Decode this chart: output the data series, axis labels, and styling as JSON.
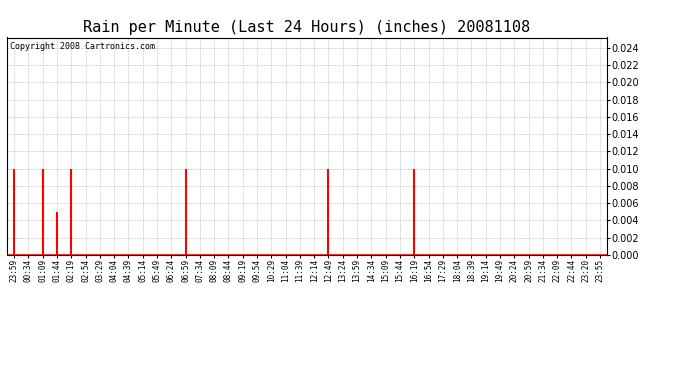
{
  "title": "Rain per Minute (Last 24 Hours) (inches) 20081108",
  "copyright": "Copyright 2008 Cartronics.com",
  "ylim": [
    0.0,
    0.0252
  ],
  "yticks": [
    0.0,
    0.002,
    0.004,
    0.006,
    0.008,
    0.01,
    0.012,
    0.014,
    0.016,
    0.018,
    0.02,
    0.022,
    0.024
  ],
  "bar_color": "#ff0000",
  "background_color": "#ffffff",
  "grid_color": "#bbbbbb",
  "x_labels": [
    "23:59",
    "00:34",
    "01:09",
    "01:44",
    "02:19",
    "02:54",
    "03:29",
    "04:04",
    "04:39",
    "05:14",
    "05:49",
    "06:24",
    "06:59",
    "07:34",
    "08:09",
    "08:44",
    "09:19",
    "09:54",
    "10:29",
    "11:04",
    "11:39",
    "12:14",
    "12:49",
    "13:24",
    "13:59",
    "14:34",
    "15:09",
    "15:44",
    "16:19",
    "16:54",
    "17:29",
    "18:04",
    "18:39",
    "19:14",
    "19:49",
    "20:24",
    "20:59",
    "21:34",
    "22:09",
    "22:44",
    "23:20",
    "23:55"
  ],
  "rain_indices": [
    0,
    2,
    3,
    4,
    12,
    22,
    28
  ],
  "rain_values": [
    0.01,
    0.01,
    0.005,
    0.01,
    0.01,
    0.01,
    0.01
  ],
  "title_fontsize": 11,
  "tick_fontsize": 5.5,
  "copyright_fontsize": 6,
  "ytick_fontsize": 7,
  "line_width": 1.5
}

+===+

WHAT YOU SHOULD DO =
Copy the listing word for word, excluding its pictures.

TASK OUTPUT =
Decode this chart: output the data series, axis labels, and styling as JSON.
{
  "title": "Rain per Minute (Last 24 Hours) (inches) 20081108",
  "copyright": "Copyright 2008 Cartronics.com",
  "ylim": [
    0.0,
    0.0252
  ],
  "yticks": [
    0.0,
    0.002,
    0.004,
    0.006,
    0.008,
    0.01,
    0.012,
    0.014,
    0.016,
    0.018,
    0.02,
    0.022,
    0.024
  ],
  "bar_color": "#ff0000",
  "background_color": "#ffffff",
  "grid_color": "#bbbbbb",
  "x_labels": [
    "23:59",
    "00:34",
    "01:09",
    "01:44",
    "02:19",
    "02:54",
    "03:29",
    "04:04",
    "04:39",
    "05:14",
    "05:49",
    "06:24",
    "06:59",
    "07:34",
    "08:09",
    "08:44",
    "09:19",
    "09:54",
    "10:29",
    "11:04",
    "11:39",
    "12:14",
    "12:49",
    "13:24",
    "13:59",
    "14:34",
    "15:09",
    "15:44",
    "16:19",
    "16:54",
    "17:29",
    "18:04",
    "18:39",
    "19:14",
    "19:49",
    "20:24",
    "20:59",
    "21:34",
    "22:09",
    "22:44",
    "23:20",
    "23:55"
  ],
  "rain_indices": [
    0,
    2,
    3,
    4,
    12,
    22,
    28
  ],
  "rain_values": [
    0.01,
    0.01,
    0.005,
    0.01,
    0.01,
    0.01,
    0.01
  ],
  "title_fontsize": 11,
  "tick_fontsize": 5.5,
  "copyright_fontsize": 6,
  "ytick_fontsize": 7,
  "line_width": 1.5
}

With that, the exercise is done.